begin Dataset excerpts
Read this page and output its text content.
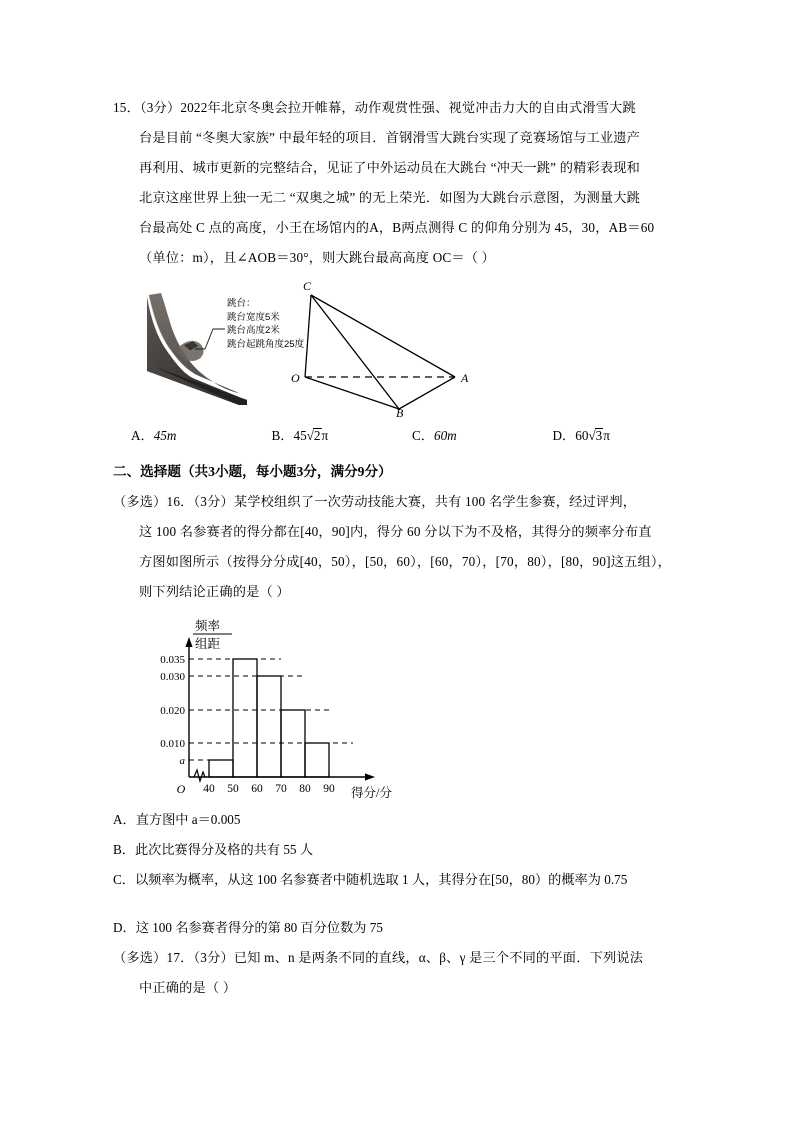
15．（3分）2022年北京冬奥会拉开帷幕，动作观赏性强、视觉冲击力大的自由式滑雪大跳
台是目前 “冬奥大家族” 中最年轻的项目．首钢滑雪大跳台实现了竞赛场馆与工业遗产
再利用、城市更新的完整结合，见证了中外运动员在大跳台 “冲天一跳” 的精彩表现和
北京这座世界上独一无二 “双奥之城” 的无上荣光．如图为大跳台示意图，为测量大跳
台最高处 C 点的高度，小王在场馆内的A，B两点测得 C 的仰角分别为 45，30，AB＝60
（单位：m），且∠AOB＝30°，则大跳台最高高度 OC＝（ ）
跳台：
跳台宽度5米
跳台高度2米
跳台起跳角度25度
C
O	A
B
A．45m	B．45√2π	C．60m	D．60√3π
二、选择题（共3小题，每小题3分，满分9分）
（多选）16．（3分）某学校组织了一次劳动技能大赛，共有 100 名学生参赛，经过评判，
这 100 名参赛者的得分都在[40，90]内，得分 60 分以下为不及格，其得分的频率分布直
方图如图所示（按得分分成[40，50），[50，60），[60，70），[70，80），[80，90]这五组），
则下列结论正确的是（ ）
0.035
0.030
0.020
0.010
a
40 50 60 70 80 90
O	得分/分
频率
组距
A．直方图中 a＝0.005
B．此次比赛得分及格的共有 55 人
C．以频率为概率，从这 100 名参赛者中随机选取 1 人，其得分在[50，80）的概率为 0.75
D．这 100 名参赛者得分的第 80 百分位数为 75
（多选）17．（3分）已知 m、n 是两条不同的直线，α、β、γ 是三个不同的平面．下列说法
中正确的是（ ）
end Dataset excerpts
Given exercise » Set down the complete material exactly, but do not include the images.

Complete output »
Read this page and output its text content.
15．（3分）2022年北京冬奥会拉开帷幕，动作观赏性强、视觉冲击力大的自由式滑雪大跳
台是目前 “冬奥大家族” 中最年轻的项目．首钢滑雪大跳台实现了竞赛场馆与工业遗产
再利用、城市更新的完整结合，见证了中外运动员在大跳台 “冲天一跳” 的精彩表现和
北京这座世界上独一无二 “双奥之城” 的无上荣光．如图为大跳台示意图，为测量大跳
台最高处 C 点的高度，小王在场馆内的A，B两点测得 C 的仰角分别为 45，30，AB＝60
（单位：m），且∠AOB＝30°，则大跳台最高高度 OC＝（ ）
跳台：
跳台宽度5米
跳台高度2米
跳台起跳角度25度
C
O	A
B
A．45m	B．45√2π	C．60m	D．60√3π
二、选择题（共3小题，每小题3分，满分9分）
（多选）16．（3分）某学校组织了一次劳动技能大赛，共有 100 名学生参赛，经过评判，
这 100 名参赛者的得分都在[40，90]内，得分 60 分以下为不及格，其得分的频率分布直
方图如图所示（按得分分成[40，50），[50，60），[60，70），[70，80），[80，90]这五组），
则下列结论正确的是（ ）
0.035
0.030
0.020
0.010
a
40 50 60 70 80 90
O	得分/分
频率
组距
A．直方图中 a＝0.005
B．此次比赛得分及格的共有 55 人
C．以频率为概率，从这 100 名参赛者中随机选取 1 人，其得分在[50，80）的概率为 0.75
D．这 100 名参赛者得分的第 80 百分位数为 75
（多选）17．（3分）已知 m、n 是两条不同的直线，α、β、γ 是三个不同的平面．下列说法
中正确的是（ ）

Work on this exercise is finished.